§ Problem details
In the data below, copy the lines from the line with "x-tick-label: Mentioned —" to the line with "y-tick-label: 40 — [62, 428, 76, 438]", without any changes.

## begin Source data

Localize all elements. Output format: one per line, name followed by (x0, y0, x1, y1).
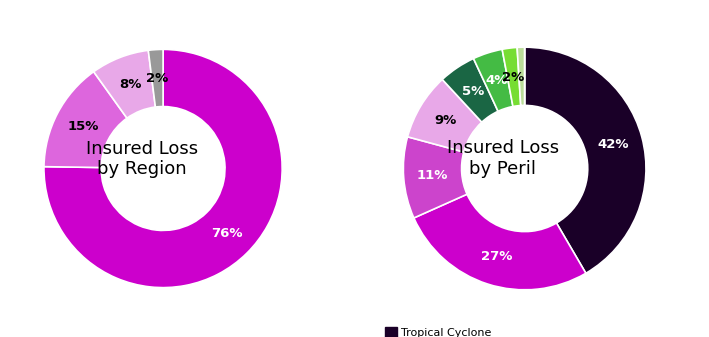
Text: 42%: 42% (598, 138, 630, 151)
Wedge shape (442, 59, 498, 122)
Text: 5%: 5% (462, 86, 484, 98)
Text: 2%: 2% (502, 70, 525, 84)
Text: 15%: 15% (67, 120, 99, 133)
Wedge shape (414, 194, 586, 290)
Wedge shape (148, 50, 163, 107)
Text: 8%: 8% (119, 78, 141, 91)
Wedge shape (44, 72, 127, 167)
Text: 4%: 4% (485, 74, 508, 87)
Wedge shape (44, 50, 282, 287)
Wedge shape (517, 47, 525, 105)
Wedge shape (474, 49, 513, 111)
Wedge shape (94, 50, 155, 118)
Text: 76%: 76% (211, 226, 242, 240)
Text: Insured Loss
by Peril: Insured Loss by Peril (447, 140, 559, 178)
Wedge shape (502, 48, 520, 106)
Text: 2%: 2% (146, 72, 169, 85)
Wedge shape (403, 137, 467, 218)
Legend: Tropical Cyclone, Severe Convective Storm, Drought, Flooding, Winter Weather, EU: Tropical Cyclone, Severe Convective Stor… (382, 324, 546, 337)
Text: Insured Loss
by Region: Insured Loss by Region (86, 140, 198, 178)
Wedge shape (408, 80, 482, 152)
Text: 9%: 9% (435, 114, 457, 127)
Text: 27%: 27% (481, 250, 512, 263)
Wedge shape (525, 47, 646, 273)
Text: 11%: 11% (417, 169, 448, 182)
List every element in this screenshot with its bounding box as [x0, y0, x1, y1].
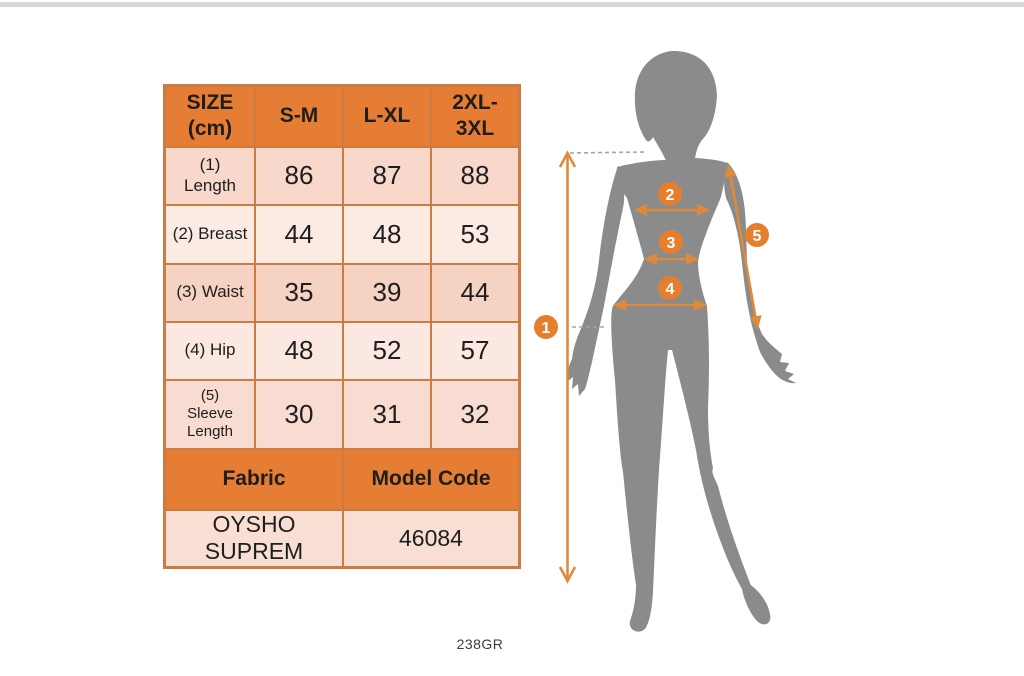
- row-label-length: (1) Length: [163, 145, 256, 206]
- body-measurement-diagram: 1 2 3 4 5: [534, 50, 796, 632]
- length-s-m: 86: [254, 145, 344, 206]
- sleeve-2xl-3xl: 32: [430, 378, 521, 450]
- marker-number-5: 5: [753, 228, 762, 245]
- sleeve-l-xl: 31: [342, 378, 432, 450]
- marker-number-2: 2: [666, 187, 675, 204]
- measurement-arrows: [558, 150, 759, 584]
- sleeve-s-m: 30: [254, 378, 344, 450]
- marker-number-4: 4: [666, 281, 675, 298]
- hip-s-m: 48: [254, 320, 344, 381]
- length-2xl-3xl: 88: [430, 145, 521, 206]
- arrowhead-breast-right: [697, 204, 710, 216]
- waist-s-m: 35: [254, 262, 344, 323]
- row-label-waist: (3) Waist: [163, 262, 256, 323]
- hip-2xl-3xl: 57: [430, 320, 521, 381]
- marker-number-1: 1: [542, 320, 551, 337]
- arrowhead-hip-right: [694, 299, 707, 311]
- header-size-cm: SIZE (cm): [163, 84, 256, 148]
- weight-note: 238GR: [456, 636, 504, 652]
- fabric-header: Fabric: [163, 447, 344, 511]
- top-divider-strip: [0, 2, 1024, 7]
- length-l-xl: 87: [342, 145, 432, 206]
- row-label-sleeve-length: (5) Sleeve Length: [163, 378, 256, 450]
- row-label-breast: (2) Breast: [163, 203, 256, 265]
- arrowhead-waist-left: [644, 253, 657, 265]
- dashed-line-head-top: [569, 151, 647, 154]
- table-row-hip: (4) Hip 48 52 57: [163, 320, 521, 381]
- row-label-hip: (4) Hip: [163, 320, 256, 381]
- silhouette-right-arm: [724, 162, 796, 384]
- header-2xl-3xl: 2XL- 3XL: [430, 84, 521, 148]
- marker-number-3: 3: [667, 235, 676, 252]
- size-table-header-row: SIZE (cm) S-M L-XL 2XL- 3XL: [163, 84, 521, 148]
- header-l-xl: L-XL: [342, 84, 432, 148]
- header-s-m: S-M: [254, 84, 344, 148]
- breast-s-m: 44: [254, 203, 344, 265]
- silhouette-body: [611, 158, 771, 632]
- breast-2xl-3xl: 53: [430, 203, 521, 265]
- model-code-header: Model Code: [342, 447, 521, 511]
- table-row-fabric-values: OYSHO SUPREM 46084: [163, 508, 521, 569]
- waist-2xl-3xl: 44: [430, 262, 521, 323]
- arrowhead-sleeve-bottom: [749, 315, 762, 329]
- arrowhead-height-top: [558, 150, 577, 168]
- table-row-breast: (2) Breast 44 48 53: [163, 203, 521, 265]
- marker-circle-2: [658, 182, 682, 206]
- table-row-length: (1) Length 86 87 88: [163, 145, 521, 206]
- waist-l-xl: 39: [342, 262, 432, 323]
- female-silhouette: [567, 50, 796, 632]
- table-row-sleeve-length: (5) Sleeve Length 30 31 32: [163, 378, 521, 450]
- table-row-fabric-header: Fabric Model Code: [163, 447, 521, 511]
- arrowhead-sleeve-top: [724, 164, 737, 178]
- marker-circle-1: [534, 315, 558, 339]
- arrowhead-hip-left: [613, 299, 626, 311]
- hip-l-xl: 52: [342, 320, 432, 381]
- dashed-reference-lines: [569, 151, 647, 328]
- size-table: SIZE (cm) S-M L-XL 2XL- 3XL (1) Length 8…: [163, 84, 521, 569]
- breast-l-xl: 48: [342, 203, 432, 265]
- silhouette-left-arm: [567, 166, 625, 396]
- arrowhead-height-bottom: [558, 566, 577, 584]
- model-code-value: 46084: [342, 508, 521, 569]
- arrowhead-waist-right: [686, 253, 699, 265]
- silhouette-head: [634, 50, 717, 161]
- arrowhead-breast-left: [634, 204, 647, 216]
- marker-circle-3: [659, 230, 683, 254]
- table-row-waist: (3) Waist 35 39 44: [163, 262, 521, 323]
- arrowheads: [613, 164, 762, 329]
- marker-circle-4: [658, 276, 682, 300]
- arrow-line-sleeve: [727, 166, 759, 327]
- marker-circle-5: [745, 223, 769, 247]
- fabric-value: OYSHO SUPREM: [163, 508, 344, 569]
- measurement-markers: 1 2 3 4 5: [534, 182, 769, 339]
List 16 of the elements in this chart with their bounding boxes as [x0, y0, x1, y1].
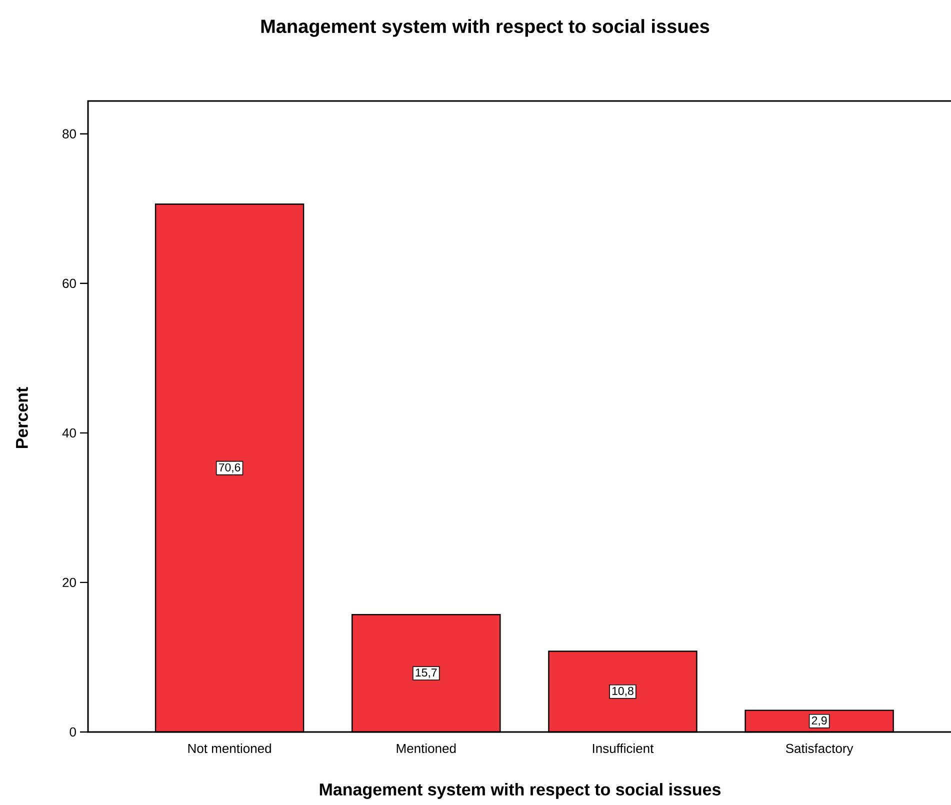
x-tick-label: Mentioned — [396, 744, 456, 754]
x-tick-label: Insufficient — [592, 744, 654, 754]
x-axis-title: Management system with respect to social issues — [320, 783, 721, 799]
data-label: 10,8 — [612, 686, 634, 696]
y-tick-label: 40 — [62, 428, 76, 438]
y-tick-label: 60 — [62, 278, 76, 288]
chart-title: Management system with respect to social issues — [261, 19, 710, 37]
y-tick-label: 80 — [62, 129, 76, 138]
data-label: 2,9 — [812, 716, 827, 726]
data-label: 15,7 — [416, 668, 437, 678]
y-tick-label: 0 — [70, 727, 76, 737]
data-label: 70,6 — [218, 463, 240, 473]
x-tick-label: Not mentioned — [188, 744, 271, 754]
x-tick-label: Satisfactory — [786, 744, 854, 756]
y-axis-title: Percent — [16, 387, 28, 448]
y-tick-label: 20 — [62, 578, 76, 588]
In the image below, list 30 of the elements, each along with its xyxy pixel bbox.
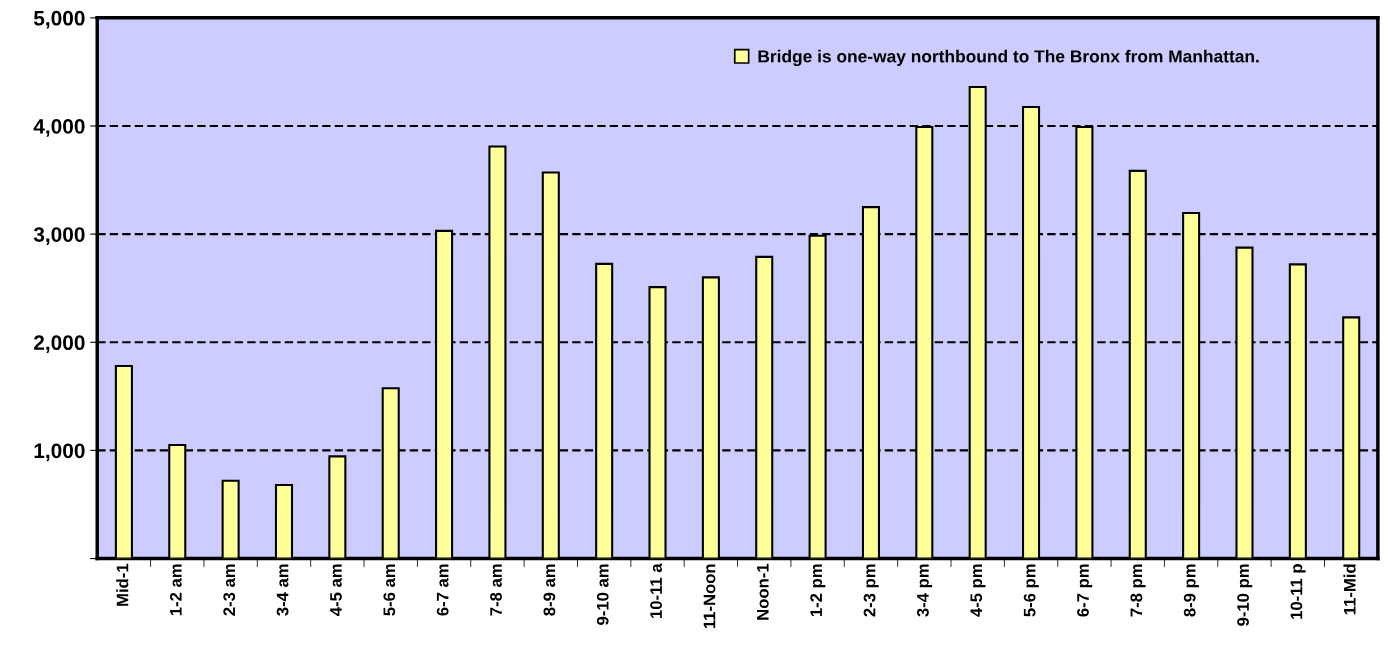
x-tick-label: 11-Mid <box>1343 564 1356 615</box>
x-tick-label: 5-6 pm <box>1023 564 1039 617</box>
x-tick-label: 6-7 pm <box>1077 564 1093 617</box>
y-tick-label: 5,000 <box>33 10 85 29</box>
x-tick-label: 11-Noon <box>703 564 716 629</box>
x-tick-label: 2-3 pm <box>863 564 879 617</box>
y-tick-label: 3,000 <box>33 227 85 245</box>
x-tick-label: 9-10 pm <box>1237 564 1253 626</box>
x-tick-label: 8-9 pm <box>1183 564 1199 617</box>
x-tick-label: 4-5 am <box>330 564 342 616</box>
x-tick-label: 3-4 pm <box>916 564 933 617</box>
x-tick-label: Mid-1 <box>116 563 129 606</box>
x-tick-label: 2-3 am <box>223 564 236 616</box>
x-tick-label: 5-6 am <box>383 564 396 616</box>
x-tick-label: 10-11 a <box>650 563 662 618</box>
x-tick-label: 7-8 am <box>490 564 502 616</box>
x-tick-label: 1-2 am <box>169 564 182 616</box>
x-tick-label: 9-10 am <box>596 564 609 625</box>
x-tick-label: 6-7 am <box>436 564 449 616</box>
x-tick-label: 3-4 am <box>276 564 289 616</box>
y-tick-label: 4,000 <box>33 118 85 137</box>
y-tick-label: 1,000 <box>34 443 85 462</box>
x-tick-label: 10-11 p <box>1290 564 1306 619</box>
x-tick-label: 4-5 pm <box>970 564 986 617</box>
x-tick-label: Noon-1 <box>757 563 769 620</box>
y-tick-label: 2,000 <box>34 335 85 354</box>
x-tick-label: 7-8 pm <box>1130 564 1146 617</box>
legend-label: Bridge is one-way northbound to The Bronx from Manhattan. <box>758 49 1259 67</box>
x-tick-label: 8-9 am <box>543 564 556 616</box>
x-tick-label: 1-2 pm <box>810 564 826 617</box>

## end Source data

§ Response to this task
x-tick-label: Mentioned — [396, 744, 456, 754]
x-tick-label: Insufficient — [592, 744, 654, 754]
x-axis-title: Management system with respect to social issues — [320, 783, 721, 799]
data-label: 10,8 — [612, 686, 634, 696]
y-tick-label: 40 — [62, 428, 76, 438]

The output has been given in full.